** Start **
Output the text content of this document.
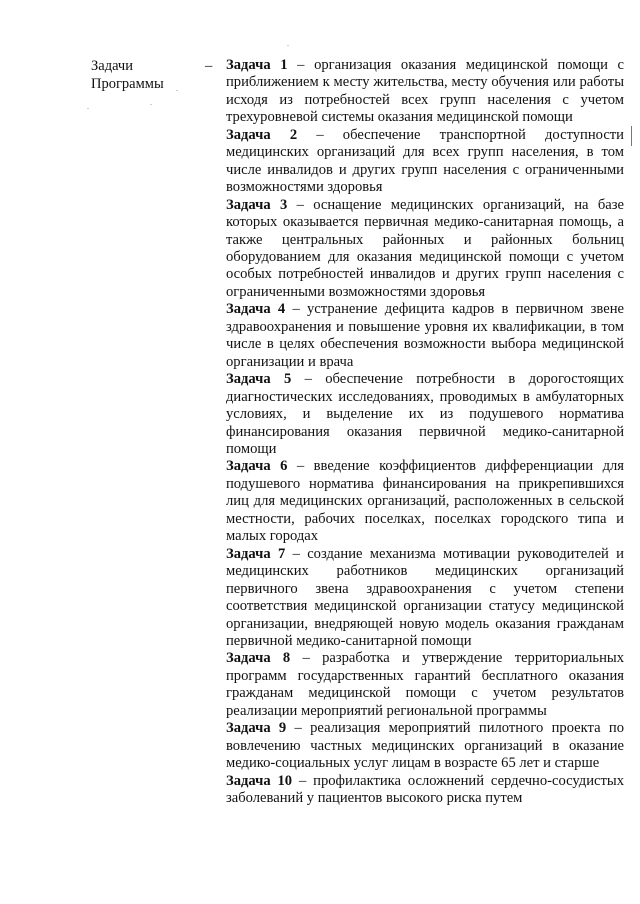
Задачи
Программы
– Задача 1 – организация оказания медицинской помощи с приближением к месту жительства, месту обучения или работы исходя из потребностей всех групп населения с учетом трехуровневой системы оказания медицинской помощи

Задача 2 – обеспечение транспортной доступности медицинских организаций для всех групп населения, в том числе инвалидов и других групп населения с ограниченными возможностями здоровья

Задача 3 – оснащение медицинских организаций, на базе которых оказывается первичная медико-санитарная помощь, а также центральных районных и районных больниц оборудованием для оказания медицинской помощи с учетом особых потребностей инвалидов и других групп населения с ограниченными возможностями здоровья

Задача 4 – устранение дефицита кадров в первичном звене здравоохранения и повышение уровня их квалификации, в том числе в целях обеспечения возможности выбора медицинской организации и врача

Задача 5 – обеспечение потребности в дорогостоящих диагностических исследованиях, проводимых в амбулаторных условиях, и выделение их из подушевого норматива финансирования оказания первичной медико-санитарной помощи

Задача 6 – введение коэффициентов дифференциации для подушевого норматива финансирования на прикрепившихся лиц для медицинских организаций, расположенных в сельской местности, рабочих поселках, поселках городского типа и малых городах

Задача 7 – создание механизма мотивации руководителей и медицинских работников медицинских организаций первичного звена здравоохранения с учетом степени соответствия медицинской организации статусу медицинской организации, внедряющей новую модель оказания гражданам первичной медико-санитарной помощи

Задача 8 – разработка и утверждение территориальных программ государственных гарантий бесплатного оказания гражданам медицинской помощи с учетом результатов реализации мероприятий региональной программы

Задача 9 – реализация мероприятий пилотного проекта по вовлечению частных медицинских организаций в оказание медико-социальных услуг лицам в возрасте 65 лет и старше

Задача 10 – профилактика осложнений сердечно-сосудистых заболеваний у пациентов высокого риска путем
** End **
● Short task
Quote the material in full and exactly; do not carry over its pictures.

● Correct output
Output the text content of this document.
Задачи
Программы
– Задача 1 – организация оказания медицинской помощи с приближением к месту жительства, месту обучения или работы исходя из потребностей всех групп населения с учетом трехуровневой системы оказания медицинской помощи

Задача 2 – обеспечение транспортной доступности медицинских организаций для всех групп населения, в том числе инвалидов и других групп населения с ограниченными возможностями здоровья

Задача 3 – оснащение медицинских организаций, на базе которых оказывается первичная медико-санитарная помощь, а также центральных районных и районных больниц оборудованием для оказания медицинской помощи с учетом особых потребностей инвалидов и других групп населения с ограниченными возможностями здоровья

Задача 4 – устранение дефицита кадров в первичном звене здравоохранения и повышение уровня их квалификации, в том числе в целях обеспечения возможности выбора медицинской организации и врача

Задача 5 – обеспечение потребности в дорогостоящих диагностических исследованиях, проводимых в амбулаторных условиях, и выделение их из подушевого норматива финансирования оказания первичной медико-санитарной помощи

Задача 6 – введение коэффициентов дифференциации для подушевого норматива финансирования на прикрепившихся лиц для медицинских организаций, расположенных в сельской местности, рабочих поселках, поселках городского типа и малых городах

Задача 7 – создание механизма мотивации руководителей и медицинских работников медицинских организаций первичного звена здравоохранения с учетом степени соответствия медицинской организации статусу медицинской организации, внедряющей новую модель оказания гражданам первичной медико-санитарной помощи

Задача 8 – разработка и утверждение территориальных программ государственных гарантий бесплатного оказания гражданам медицинской помощи с учетом результатов реализации мероприятий региональной программы

Задача 9 – реализация мероприятий пилотного проекта по вовлечению частных медицинских организаций в оказание медико-социальных услуг лицам в возрасте 65 лет и старше

Задача 10 – профилактика осложнений сердечно-сосудистых заболеваний у пациентов высокого риска путем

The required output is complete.